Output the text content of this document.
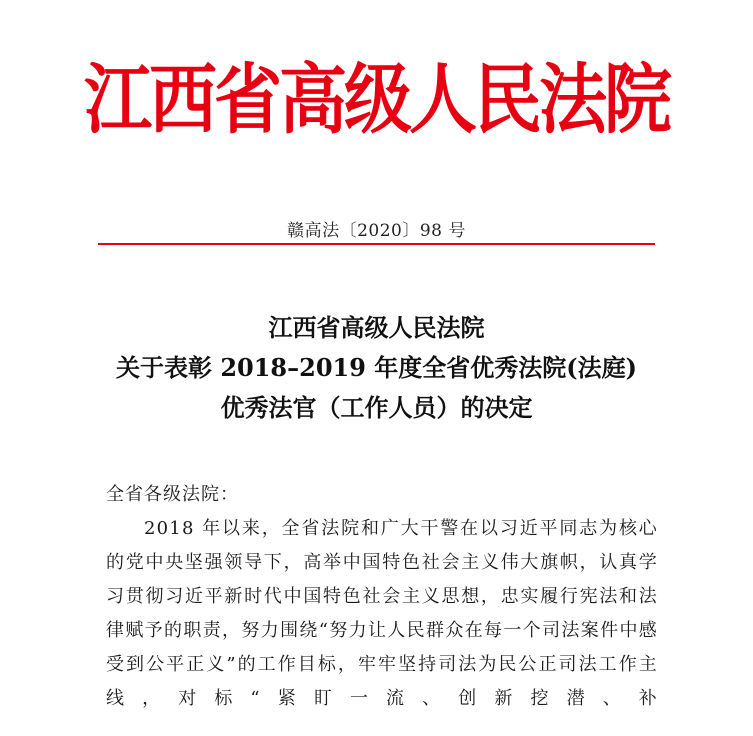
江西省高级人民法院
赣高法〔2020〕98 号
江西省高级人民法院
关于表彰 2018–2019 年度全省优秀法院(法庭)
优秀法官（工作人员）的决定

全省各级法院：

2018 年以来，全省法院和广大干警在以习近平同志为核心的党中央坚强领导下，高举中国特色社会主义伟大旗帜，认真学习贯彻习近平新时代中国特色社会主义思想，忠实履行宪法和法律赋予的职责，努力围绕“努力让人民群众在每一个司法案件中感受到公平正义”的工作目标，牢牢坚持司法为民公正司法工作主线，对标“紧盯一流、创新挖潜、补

★ ★ ★ ★ ★ ★ ★

Reproduce every entry exactly, but omit each picture.

**ANSWER BELOW:**
Output the text content of this document.
江西省高级人民法院
赣高法〔2020〕98 号
江西省高级人民法院
关于表彰 2018–2019 年度全省优秀法院(法庭)
优秀法官（工作人员）的决定

全省各级法院：

2018 年以来，全省法院和广大干警在以习近平同志为核心的党中央坚强领导下，高举中国特色社会主义伟大旗帜，认真学习贯彻习近平新时代中国特色社会主义思想，忠实履行宪法和法律赋予的职责，努力围绕“努力让人民群众在每一个司法案件中感受到公平正义”的工作目标，牢牢坚持司法为民公正司法工作主线，对标“紧盯一流、创新挖潜、补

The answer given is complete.